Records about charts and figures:
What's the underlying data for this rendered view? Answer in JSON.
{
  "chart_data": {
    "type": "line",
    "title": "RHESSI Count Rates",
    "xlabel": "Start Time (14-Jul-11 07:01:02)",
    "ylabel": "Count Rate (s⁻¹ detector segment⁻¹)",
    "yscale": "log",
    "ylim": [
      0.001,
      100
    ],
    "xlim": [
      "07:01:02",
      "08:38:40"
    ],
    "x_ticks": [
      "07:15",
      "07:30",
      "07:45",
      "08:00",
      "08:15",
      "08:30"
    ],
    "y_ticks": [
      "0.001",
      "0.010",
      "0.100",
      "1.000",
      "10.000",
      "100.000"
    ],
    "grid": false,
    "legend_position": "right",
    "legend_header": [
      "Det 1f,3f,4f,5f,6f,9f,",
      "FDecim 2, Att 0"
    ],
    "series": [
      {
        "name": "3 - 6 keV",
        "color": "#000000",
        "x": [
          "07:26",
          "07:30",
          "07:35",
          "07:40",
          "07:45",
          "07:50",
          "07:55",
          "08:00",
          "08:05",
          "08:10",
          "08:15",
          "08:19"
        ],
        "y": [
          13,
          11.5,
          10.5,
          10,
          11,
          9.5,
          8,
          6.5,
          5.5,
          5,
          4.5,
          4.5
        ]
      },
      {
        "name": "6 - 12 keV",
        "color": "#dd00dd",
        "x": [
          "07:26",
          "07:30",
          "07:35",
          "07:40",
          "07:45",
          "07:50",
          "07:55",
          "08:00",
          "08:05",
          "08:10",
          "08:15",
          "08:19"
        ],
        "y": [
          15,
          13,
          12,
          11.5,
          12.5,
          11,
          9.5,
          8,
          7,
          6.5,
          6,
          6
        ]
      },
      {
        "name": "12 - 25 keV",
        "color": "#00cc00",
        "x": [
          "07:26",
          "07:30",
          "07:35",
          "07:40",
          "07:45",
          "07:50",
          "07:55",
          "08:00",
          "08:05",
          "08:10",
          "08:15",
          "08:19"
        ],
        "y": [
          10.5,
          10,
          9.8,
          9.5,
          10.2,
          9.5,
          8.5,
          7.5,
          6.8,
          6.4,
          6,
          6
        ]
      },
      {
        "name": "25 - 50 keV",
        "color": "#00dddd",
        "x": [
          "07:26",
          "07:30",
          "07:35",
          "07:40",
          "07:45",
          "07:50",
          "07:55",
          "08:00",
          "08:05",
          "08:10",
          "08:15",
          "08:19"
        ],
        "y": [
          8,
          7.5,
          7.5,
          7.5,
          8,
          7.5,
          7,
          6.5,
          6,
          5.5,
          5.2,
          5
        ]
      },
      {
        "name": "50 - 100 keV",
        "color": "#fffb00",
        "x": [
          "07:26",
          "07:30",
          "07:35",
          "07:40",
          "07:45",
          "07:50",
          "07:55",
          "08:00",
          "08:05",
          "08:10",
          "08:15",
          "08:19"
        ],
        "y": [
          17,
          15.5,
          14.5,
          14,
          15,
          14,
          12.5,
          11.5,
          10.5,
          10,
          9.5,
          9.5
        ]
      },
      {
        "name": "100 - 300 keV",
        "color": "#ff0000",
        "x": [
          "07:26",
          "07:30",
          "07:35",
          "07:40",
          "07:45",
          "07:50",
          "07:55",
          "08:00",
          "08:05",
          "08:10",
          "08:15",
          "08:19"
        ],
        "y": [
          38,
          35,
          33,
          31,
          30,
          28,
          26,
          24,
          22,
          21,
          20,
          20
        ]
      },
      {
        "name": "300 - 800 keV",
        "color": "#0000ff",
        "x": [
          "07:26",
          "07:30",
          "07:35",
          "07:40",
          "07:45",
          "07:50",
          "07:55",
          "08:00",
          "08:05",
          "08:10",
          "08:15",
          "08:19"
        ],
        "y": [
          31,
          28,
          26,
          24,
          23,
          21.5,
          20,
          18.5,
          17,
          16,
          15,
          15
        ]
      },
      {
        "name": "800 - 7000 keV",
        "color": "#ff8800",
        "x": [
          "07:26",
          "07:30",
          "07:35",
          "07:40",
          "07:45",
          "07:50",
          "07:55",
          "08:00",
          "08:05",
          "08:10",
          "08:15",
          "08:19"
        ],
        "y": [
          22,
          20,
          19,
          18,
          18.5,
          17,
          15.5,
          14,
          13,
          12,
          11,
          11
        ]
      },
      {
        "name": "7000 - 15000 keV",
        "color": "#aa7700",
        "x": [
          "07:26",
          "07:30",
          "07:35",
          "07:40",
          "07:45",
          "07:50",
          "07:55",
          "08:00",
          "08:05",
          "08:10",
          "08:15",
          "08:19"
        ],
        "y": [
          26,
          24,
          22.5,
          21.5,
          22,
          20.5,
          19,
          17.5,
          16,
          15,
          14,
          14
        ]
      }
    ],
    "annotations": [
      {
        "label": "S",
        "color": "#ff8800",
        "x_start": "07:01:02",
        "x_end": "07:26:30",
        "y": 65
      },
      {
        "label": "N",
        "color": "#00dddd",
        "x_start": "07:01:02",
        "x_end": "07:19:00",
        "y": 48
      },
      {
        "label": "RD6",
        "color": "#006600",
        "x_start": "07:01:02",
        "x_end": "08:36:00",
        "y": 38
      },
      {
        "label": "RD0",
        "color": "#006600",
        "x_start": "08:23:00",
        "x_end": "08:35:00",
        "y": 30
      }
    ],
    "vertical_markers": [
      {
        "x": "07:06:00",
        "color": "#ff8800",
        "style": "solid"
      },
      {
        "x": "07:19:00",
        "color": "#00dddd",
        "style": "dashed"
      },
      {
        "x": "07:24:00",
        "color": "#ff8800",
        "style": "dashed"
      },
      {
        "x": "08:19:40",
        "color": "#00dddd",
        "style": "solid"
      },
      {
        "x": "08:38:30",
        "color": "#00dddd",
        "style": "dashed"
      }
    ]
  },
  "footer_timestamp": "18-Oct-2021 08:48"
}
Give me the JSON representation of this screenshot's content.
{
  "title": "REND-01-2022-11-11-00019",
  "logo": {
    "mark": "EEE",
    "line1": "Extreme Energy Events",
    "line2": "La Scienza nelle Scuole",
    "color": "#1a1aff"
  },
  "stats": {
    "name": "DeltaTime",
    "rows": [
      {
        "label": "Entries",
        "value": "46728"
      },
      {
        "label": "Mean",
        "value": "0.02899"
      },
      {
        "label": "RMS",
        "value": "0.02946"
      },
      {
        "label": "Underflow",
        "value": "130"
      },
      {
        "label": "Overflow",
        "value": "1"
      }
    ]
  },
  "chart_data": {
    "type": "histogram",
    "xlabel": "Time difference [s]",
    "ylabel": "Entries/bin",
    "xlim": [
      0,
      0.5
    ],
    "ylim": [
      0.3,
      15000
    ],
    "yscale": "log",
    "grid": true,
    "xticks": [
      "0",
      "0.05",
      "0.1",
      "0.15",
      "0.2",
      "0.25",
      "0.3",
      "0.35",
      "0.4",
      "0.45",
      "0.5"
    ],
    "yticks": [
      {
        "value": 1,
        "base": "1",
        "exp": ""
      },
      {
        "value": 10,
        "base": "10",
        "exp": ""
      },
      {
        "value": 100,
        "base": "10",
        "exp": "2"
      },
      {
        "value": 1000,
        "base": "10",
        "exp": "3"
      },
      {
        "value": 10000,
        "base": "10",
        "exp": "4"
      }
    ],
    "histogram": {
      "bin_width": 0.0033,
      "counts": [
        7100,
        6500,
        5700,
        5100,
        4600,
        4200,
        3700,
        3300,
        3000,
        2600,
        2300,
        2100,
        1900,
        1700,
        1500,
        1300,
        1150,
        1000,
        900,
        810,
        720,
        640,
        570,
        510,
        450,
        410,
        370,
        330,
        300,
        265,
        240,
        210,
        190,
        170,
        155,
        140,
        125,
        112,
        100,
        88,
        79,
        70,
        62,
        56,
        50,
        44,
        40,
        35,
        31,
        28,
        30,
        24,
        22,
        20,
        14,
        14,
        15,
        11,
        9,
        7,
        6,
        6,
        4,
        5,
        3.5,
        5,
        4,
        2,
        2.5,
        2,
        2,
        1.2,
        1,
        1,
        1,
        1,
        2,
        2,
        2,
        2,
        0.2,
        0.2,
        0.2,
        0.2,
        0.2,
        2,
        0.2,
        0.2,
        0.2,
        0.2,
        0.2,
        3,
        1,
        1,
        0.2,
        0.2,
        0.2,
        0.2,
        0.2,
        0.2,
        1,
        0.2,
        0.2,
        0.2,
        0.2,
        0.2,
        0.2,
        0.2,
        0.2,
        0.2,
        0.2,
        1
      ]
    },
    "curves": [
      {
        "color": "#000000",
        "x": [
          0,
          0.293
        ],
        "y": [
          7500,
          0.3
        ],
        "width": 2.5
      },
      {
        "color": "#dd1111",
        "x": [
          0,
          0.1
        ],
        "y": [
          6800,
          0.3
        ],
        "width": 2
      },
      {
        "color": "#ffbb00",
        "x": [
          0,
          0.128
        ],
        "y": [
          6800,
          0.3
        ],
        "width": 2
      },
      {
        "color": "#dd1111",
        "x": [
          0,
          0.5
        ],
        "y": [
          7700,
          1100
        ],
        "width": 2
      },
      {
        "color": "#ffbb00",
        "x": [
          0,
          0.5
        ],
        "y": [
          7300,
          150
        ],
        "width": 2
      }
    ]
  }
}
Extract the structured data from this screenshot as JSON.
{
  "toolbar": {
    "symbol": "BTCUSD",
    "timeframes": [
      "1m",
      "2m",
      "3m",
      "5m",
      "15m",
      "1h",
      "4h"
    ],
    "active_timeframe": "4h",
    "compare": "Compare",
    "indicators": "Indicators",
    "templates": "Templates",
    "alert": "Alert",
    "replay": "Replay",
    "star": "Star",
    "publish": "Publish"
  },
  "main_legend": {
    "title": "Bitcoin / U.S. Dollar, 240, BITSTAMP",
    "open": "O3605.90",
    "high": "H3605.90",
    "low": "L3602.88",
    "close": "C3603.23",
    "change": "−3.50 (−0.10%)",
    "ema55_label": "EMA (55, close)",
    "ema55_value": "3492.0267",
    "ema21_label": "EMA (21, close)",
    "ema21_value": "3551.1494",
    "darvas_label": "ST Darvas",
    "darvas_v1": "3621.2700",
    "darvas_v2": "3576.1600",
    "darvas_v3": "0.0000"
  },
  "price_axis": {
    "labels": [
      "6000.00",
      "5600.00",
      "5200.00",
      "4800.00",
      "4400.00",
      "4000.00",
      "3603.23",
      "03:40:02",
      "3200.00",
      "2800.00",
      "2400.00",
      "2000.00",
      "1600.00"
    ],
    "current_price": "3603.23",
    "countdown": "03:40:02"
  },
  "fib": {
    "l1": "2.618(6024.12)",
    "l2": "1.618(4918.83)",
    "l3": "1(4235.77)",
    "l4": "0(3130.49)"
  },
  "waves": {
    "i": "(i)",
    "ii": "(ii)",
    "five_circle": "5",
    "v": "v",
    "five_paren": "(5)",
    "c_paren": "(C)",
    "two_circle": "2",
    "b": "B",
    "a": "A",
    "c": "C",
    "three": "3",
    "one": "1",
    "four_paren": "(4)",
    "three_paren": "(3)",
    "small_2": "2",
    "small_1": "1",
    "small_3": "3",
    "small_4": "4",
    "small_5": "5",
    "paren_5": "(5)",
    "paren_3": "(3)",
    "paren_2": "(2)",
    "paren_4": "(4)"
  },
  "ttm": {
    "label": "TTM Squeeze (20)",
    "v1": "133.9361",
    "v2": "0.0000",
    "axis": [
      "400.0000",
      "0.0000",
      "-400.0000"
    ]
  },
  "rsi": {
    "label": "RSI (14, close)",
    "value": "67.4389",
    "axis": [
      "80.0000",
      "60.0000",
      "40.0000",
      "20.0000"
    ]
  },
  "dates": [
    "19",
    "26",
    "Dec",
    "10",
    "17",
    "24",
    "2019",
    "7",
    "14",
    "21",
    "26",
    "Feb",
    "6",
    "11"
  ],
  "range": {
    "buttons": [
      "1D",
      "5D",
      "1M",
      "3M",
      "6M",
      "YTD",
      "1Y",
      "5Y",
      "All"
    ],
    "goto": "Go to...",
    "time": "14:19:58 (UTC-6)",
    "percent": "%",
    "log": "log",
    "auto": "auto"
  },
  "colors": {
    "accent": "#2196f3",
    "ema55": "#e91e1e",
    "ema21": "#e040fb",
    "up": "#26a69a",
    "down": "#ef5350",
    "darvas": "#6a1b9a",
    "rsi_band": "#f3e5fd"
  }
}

Given instruction: Copy every line in the entries above that has the string "ylabel" in it.

Solved exercise:
    "ylabel": "Count Rate (s⁻¹ detector segment⁻¹)",
    "ylabel": "Entries/bin",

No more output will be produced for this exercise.